* Start *
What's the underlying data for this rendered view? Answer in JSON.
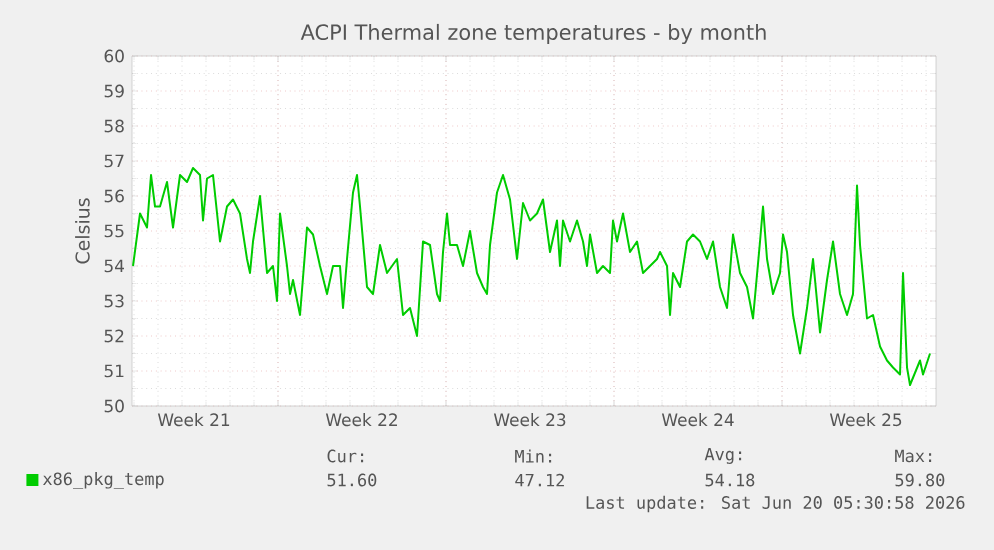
{
  "chart_data": {
    "type": "line",
    "title": "ACPI Thermal zone temperatures - by month",
    "ylabel": "Celsius",
    "xlim": [
      "2026-05-17T22:00",
      "2026-06-20T10:00"
    ],
    "ylim": [
      50,
      60
    ],
    "xticks": [
      {
        "value": "2026-05-24",
        "label": null
      },
      {
        "value": "2026-05-31",
        "label": null
      },
      {
        "value": "2026-06-07",
        "label": null
      },
      {
        "value": "2026-06-14",
        "label": null
      },
      {
        "value": "2026-05-20T12:00",
        "label": "Week 21"
      },
      {
        "value": "2026-05-27T12:00",
        "label": "Week 22"
      },
      {
        "value": "2026-06-03T12:00",
        "label": "Week 23"
      },
      {
        "value": "2026-06-10T12:00",
        "label": "Week 24"
      },
      {
        "value": "2026-06-17T12:00",
        "label": "Week 25"
      }
    ],
    "yticks": [
      50,
      51,
      52,
      53,
      54,
      55,
      56,
      57,
      58,
      59,
      60
    ],
    "grid": true,
    "legend": "bottom left",
    "series": [
      {
        "name": "x86_pkg_temp",
        "color": "#00cc00",
        "x": [
          "2026-05-17T23:00",
          "2026-05-18T06:00",
          "2026-05-18T13:00",
          "2026-05-18T17:00",
          "2026-05-18T21:00",
          "2026-05-19T02:00",
          "2026-05-19T09:00",
          "2026-05-19T15:00",
          "2026-05-19T22:00",
          "2026-05-20T05:00",
          "2026-05-20T11:00",
          "2026-05-20T18:00",
          "2026-05-20T21:00",
          "2026-05-21T01:00",
          "2026-05-21T07:00",
          "2026-05-21T14:00",
          "2026-05-21T21:00",
          "2026-05-22T03:00",
          "2026-05-22T10:00",
          "2026-05-22T17:00",
          "2026-05-22T20:00",
          "2026-05-22T23:00",
          "2026-05-23T06:00",
          "2026-05-23T13:00",
          "2026-05-23T19:00",
          "2026-05-23T23:00",
          "2026-05-24T02:00",
          "2026-05-24T09:00",
          "2026-05-24T12:00",
          "2026-05-24T15:00",
          "2026-05-24T22:00",
          "2026-05-25T05:00",
          "2026-05-25T11:00",
          "2026-05-25T18:00",
          "2026-05-26T01:00",
          "2026-05-26T07:00",
          "2026-05-26T14:00",
          "2026-05-26T17:00",
          "2026-05-26T21:00",
          "2026-05-27T03:00",
          "2026-05-27T07:00",
          "2026-05-27T10:00",
          "2026-05-27T17:00",
          "2026-05-27T23:00",
          "2026-05-28T06:00",
          "2026-05-28T13:00",
          "2026-05-28T23:00",
          "2026-05-29T05:00",
          "2026-05-29T12:00",
          "2026-05-29T19:00",
          "2026-05-30T01:00",
          "2026-05-30T08:00",
          "2026-05-30T15:00",
          "2026-05-30T18:00",
          "2026-05-30T21:00",
          "2026-05-31T01:00",
          "2026-05-31T04:00",
          "2026-05-31T11:00",
          "2026-05-31T17:00",
          "2026-06-01T00:00",
          "2026-06-01T07:00",
          "2026-06-01T13:00",
          "2026-06-01T17:00",
          "2026-06-01T20:00",
          "2026-06-02T03:00",
          "2026-06-02T09:00",
          "2026-06-02T16:00",
          "2026-06-02T23:00",
          "2026-06-03T05:00",
          "2026-06-03T12:00",
          "2026-06-03T19:00",
          "2026-06-04T01:00",
          "2026-06-04T08:00",
          "2026-06-04T15:00",
          "2026-06-04T18:00",
          "2026-06-04T21:00",
          "2026-06-05T04:00",
          "2026-06-05T11:00",
          "2026-06-05T17:00",
          "2026-06-05T21:00",
          "2026-06-06T00:00",
          "2026-06-06T07:00",
          "2026-06-06T13:00",
          "2026-06-06T20:00",
          "2026-06-06T23:00",
          "2026-06-07T03:00",
          "2026-06-07T09:00",
          "2026-06-07T16:00",
          "2026-06-07T23:00",
          "2026-06-08T05:00",
          "2026-06-08T12:00",
          "2026-06-08T19:00",
          "2026-06-08T22:00",
          "2026-06-09T05:00",
          "2026-06-09T08:00",
          "2026-06-09T11:00",
          "2026-06-09T18:00",
          "2026-06-10T01:00",
          "2026-06-10T07:00",
          "2026-06-10T14:00",
          "2026-06-10T21:00",
          "2026-06-11T03:00",
          "2026-06-11T10:00",
          "2026-06-11T17:00",
          "2026-06-11T23:00",
          "2026-06-12T06:00",
          "2026-06-12T13:00",
          "2026-06-12T19:00",
          "2026-06-13T02:00",
          "2026-06-13T05:00",
          "2026-06-13T09:00",
          "2026-06-13T15:00",
          "2026-06-13T22:00",
          "2026-06-14T01:00",
          "2026-06-14T05:00",
          "2026-06-14T11:00",
          "2026-06-14T18:00",
          "2026-06-15T01:00",
          "2026-06-15T07:00",
          "2026-06-15T14:00",
          "2026-06-15T21:00",
          "2026-06-16T03:00",
          "2026-06-16T10:00",
          "2026-06-16T17:00",
          "2026-06-16T23:00",
          "2026-06-17T03:00",
          "2026-06-17T06:00",
          "2026-06-17T13:00",
          "2026-06-17T19:00",
          "2026-06-18T02:00",
          "2026-06-18T09:00",
          "2026-06-18T15:00",
          "2026-06-18T22:00",
          "2026-06-19T01:00",
          "2026-06-19T05:00",
          "2026-06-19T08:00",
          "2026-06-19T18:00",
          "2026-06-19T21:00",
          "2026-06-20T04:00"
        ],
        "values": [
          54.0,
          55.5,
          55.1,
          56.6,
          55.7,
          55.7,
          56.4,
          55.1,
          56.6,
          56.4,
          56.8,
          56.6,
          55.3,
          56.5,
          56.6,
          54.7,
          55.7,
          55.9,
          55.5,
          54.2,
          53.8,
          54.7,
          56.0,
          53.8,
          54.0,
          53.0,
          55.5,
          54.0,
          53.2,
          53.6,
          52.6,
          55.1,
          54.9,
          54.0,
          53.2,
          54.0,
          54.0,
          52.8,
          54.2,
          56.1,
          56.6,
          55.7,
          53.4,
          53.2,
          54.6,
          53.8,
          54.2,
          52.6,
          52.8,
          52.0,
          54.7,
          54.6,
          53.2,
          53.0,
          54.4,
          55.5,
          54.6,
          54.6,
          54.0,
          55.0,
          53.8,
          53.4,
          53.2,
          54.6,
          56.1,
          56.6,
          55.9,
          54.2,
          55.8,
          55.3,
          55.5,
          55.9,
          54.4,
          55.3,
          54.0,
          55.3,
          54.7,
          55.3,
          54.7,
          54.0,
          54.9,
          53.8,
          54.0,
          53.8,
          55.3,
          54.7,
          55.5,
          54.4,
          54.7,
          53.8,
          54.0,
          54.2,
          54.4,
          54.0,
          52.6,
          53.8,
          53.4,
          54.7,
          54.9,
          54.7,
          54.2,
          54.7,
          53.4,
          52.8,
          54.9,
          53.8,
          53.4,
          52.5,
          54.7,
          55.7,
          54.2,
          53.2,
          53.8,
          54.9,
          54.4,
          52.6,
          51.5,
          52.8,
          54.2,
          52.1,
          53.6,
          54.7,
          53.2,
          52.6,
          53.2,
          56.3,
          54.6,
          52.5,
          52.6,
          51.7,
          51.3,
          51.1,
          50.9,
          53.8,
          51.1,
          50.6,
          51.3,
          50.9,
          51.5
        ]
      }
    ],
    "annotations": [
      "Cur:",
      "51.60",
      "Min:",
      "47.12",
      "Avg:",
      "54.18",
      "Max:",
      "59.80",
      "Last update: Sat Jun 20 05:30:58 2026"
    ]
  }
}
* End *
Copy the listing word for word, excluding its pictures.

## Finished task:
What's the underlying data for this rendered view? Answer in JSON.
{
  "chart_data": {
    "type": "line",
    "title": "ACPI Thermal zone temperatures - by month",
    "ylabel": "Celsius",
    "xlim": [
      "2026-05-17T22:00",
      "2026-06-20T10:00"
    ],
    "ylim": [
      50,
      60
    ],
    "xticks": [
      {
        "value": "2026-05-24",
        "label": null
      },
      {
        "value": "2026-05-31",
        "label": null
      },
      {
        "value": "2026-06-07",
        "label": null
      },
      {
        "value": "2026-06-14",
        "label": null
      },
      {
        "value": "2026-05-20T12:00",
        "label": "Week 21"
      },
      {
        "value": "2026-05-27T12:00",
        "label": "Week 22"
      },
      {
        "value": "2026-06-03T12:00",
        "label": "Week 23"
      },
      {
        "value": "2026-06-10T12:00",
        "label": "Week 24"
      },
      {
        "value": "2026-06-17T12:00",
        "label": "Week 25"
      }
    ],
    "yticks": [
      50,
      51,
      52,
      53,
      54,
      55,
      56,
      57,
      58,
      59,
      60
    ],
    "grid": true,
    "legend": "bottom left",
    "series": [
      {
        "name": "x86_pkg_temp",
        "color": "#00cc00",
        "x": [
          "2026-05-17T23:00",
          "2026-05-18T06:00",
          "2026-05-18T13:00",
          "2026-05-18T17:00",
          "2026-05-18T21:00",
          "2026-05-19T02:00",
          "2026-05-19T09:00",
          "2026-05-19T15:00",
          "2026-05-19T22:00",
          "2026-05-20T05:00",
          "2026-05-20T11:00",
          "2026-05-20T18:00",
          "2026-05-20T21:00",
          "2026-05-21T01:00",
          "2026-05-21T07:00",
          "2026-05-21T14:00",
          "2026-05-21T21:00",
          "2026-05-22T03:00",
          "2026-05-22T10:00",
          "2026-05-22T17:00",
          "2026-05-22T20:00",
          "2026-05-22T23:00",
          "2026-05-23T06:00",
          "2026-05-23T13:00",
          "2026-05-23T19:00",
          "2026-05-23T23:00",
          "2026-05-24T02:00",
          "2026-05-24T09:00",
          "2026-05-24T12:00",
          "2026-05-24T15:00",
          "2026-05-24T22:00",
          "2026-05-25T05:00",
          "2026-05-25T11:00",
          "2026-05-25T18:00",
          "2026-05-26T01:00",
          "2026-05-26T07:00",
          "2026-05-26T14:00",
          "2026-05-26T17:00",
          "2026-05-26T21:00",
          "2026-05-27T03:00",
          "2026-05-27T07:00",
          "2026-05-27T10:00",
          "2026-05-27T17:00",
          "2026-05-27T23:00",
          "2026-05-28T06:00",
          "2026-05-28T13:00",
          "2026-05-28T23:00",
          "2026-05-29T05:00",
          "2026-05-29T12:00",
          "2026-05-29T19:00",
          "2026-05-30T01:00",
          "2026-05-30T08:00",
          "2026-05-30T15:00",
          "2026-05-30T18:00",
          "2026-05-30T21:00",
          "2026-05-31T01:00",
          "2026-05-31T04:00",
          "2026-05-31T11:00",
          "2026-05-31T17:00",
          "2026-06-01T00:00",
          "2026-06-01T07:00",
          "2026-06-01T13:00",
          "2026-06-01T17:00",
          "2026-06-01T20:00",
          "2026-06-02T03:00",
          "2026-06-02T09:00",
          "2026-06-02T16:00",
          "2026-06-02T23:00",
          "2026-06-03T05:00",
          "2026-06-03T12:00",
          "2026-06-03T19:00",
          "2026-06-04T01:00",
          "2026-06-04T08:00",
          "2026-06-04T15:00",
          "2026-06-04T18:00",
          "2026-06-04T21:00",
          "2026-06-05T04:00",
          "2026-06-05T11:00",
          "2026-06-05T17:00",
          "2026-06-05T21:00",
          "2026-06-06T00:00",
          "2026-06-06T07:00",
          "2026-06-06T13:00",
          "2026-06-06T20:00",
          "2026-06-06T23:00",
          "2026-06-07T03:00",
          "2026-06-07T09:00",
          "2026-06-07T16:00",
          "2026-06-07T23:00",
          "2026-06-08T05:00",
          "2026-06-08T12:00",
          "2026-06-08T19:00",
          "2026-06-08T22:00",
          "2026-06-09T05:00",
          "2026-06-09T08:00",
          "2026-06-09T11:00",
          "2026-06-09T18:00",
          "2026-06-10T01:00",
          "2026-06-10T07:00",
          "2026-06-10T14:00",
          "2026-06-10T21:00",
          "2026-06-11T03:00",
          "2026-06-11T10:00",
          "2026-06-11T17:00",
          "2026-06-11T23:00",
          "2026-06-12T06:00",
          "2026-06-12T13:00",
          "2026-06-12T19:00",
          "2026-06-13T02:00",
          "2026-06-13T05:00",
          "2026-06-13T09:00",
          "2026-06-13T15:00",
          "2026-06-13T22:00",
          "2026-06-14T01:00",
          "2026-06-14T05:00",
          "2026-06-14T11:00",
          "2026-06-14T18:00",
          "2026-06-15T01:00",
          "2026-06-15T07:00",
          "2026-06-15T14:00",
          "2026-06-15T21:00",
          "2026-06-16T03:00",
          "2026-06-16T10:00",
          "2026-06-16T17:00",
          "2026-06-16T23:00",
          "2026-06-17T03:00",
          "2026-06-17T06:00",
          "2026-06-17T13:00",
          "2026-06-17T19:00",
          "2026-06-18T02:00",
          "2026-06-18T09:00",
          "2026-06-18T15:00",
          "2026-06-18T22:00",
          "2026-06-19T01:00",
          "2026-06-19T05:00",
          "2026-06-19T08:00",
          "2026-06-19T18:00",
          "2026-06-19T21:00",
          "2026-06-20T04:00"
        ],
        "values": [
          54.0,
          55.5,
          55.1,
          56.6,
          55.7,
          55.7,
          56.4,
          55.1,
          56.6,
          56.4,
          56.8,
          56.6,
          55.3,
          56.5,
          56.6,
          54.7,
          55.7,
          55.9,
          55.5,
          54.2,
          53.8,
          54.7,
          56.0,
          53.8,
          54.0,
          53.0,
          55.5,
          54.0,
          53.2,
          53.6,
          52.6,
          55.1,
          54.9,
          54.0,
          53.2,
          54.0,
          54.0,
          52.8,
          54.2,
          56.1,
          56.6,
          55.7,
          53.4,
          53.2,
          54.6,
          53.8,
          54.2,
          52.6,
          52.8,
          52.0,
          54.7,
          54.6,
          53.2,
          53.0,
          54.4,
          55.5,
          54.6,
          54.6,
          54.0,
          55.0,
          53.8,
          53.4,
          53.2,
          54.6,
          56.1,
          56.6,
          55.9,
          54.2,
          55.8,
          55.3,
          55.5,
          55.9,
          54.4,
          55.3,
          54.0,
          55.3,
          54.7,
          55.3,
          54.7,
          54.0,
          54.9,
          53.8,
          54.0,
          53.8,
          55.3,
          54.7,
          55.5,
          54.4,
          54.7,
          53.8,
          54.0,
          54.2,
          54.4,
          54.0,
          52.6,
          53.8,
          53.4,
          54.7,
          54.9,
          54.7,
          54.2,
          54.7,
          53.4,
          52.8,
          54.9,
          53.8,
          53.4,
          52.5,
          54.7,
          55.7,
          54.2,
          53.2,
          53.8,
          54.9,
          54.4,
          52.6,
          51.5,
          52.8,
          54.2,
          52.1,
          53.6,
          54.7,
          53.2,
          52.6,
          53.2,
          56.3,
          54.6,
          52.5,
          52.6,
          51.7,
          51.3,
          51.1,
          50.9,
          53.8,
          51.1,
          50.6,
          51.3,
          50.9,
          51.5
        ]
      }
    ],
    "annotations": [
      "Cur:",
      "51.60",
      "Min:",
      "47.12",
      "Avg:",
      "54.18",
      "Max:",
      "59.80",
      "Last update: Sat Jun 20 05:30:58 2026"
    ]
  }
}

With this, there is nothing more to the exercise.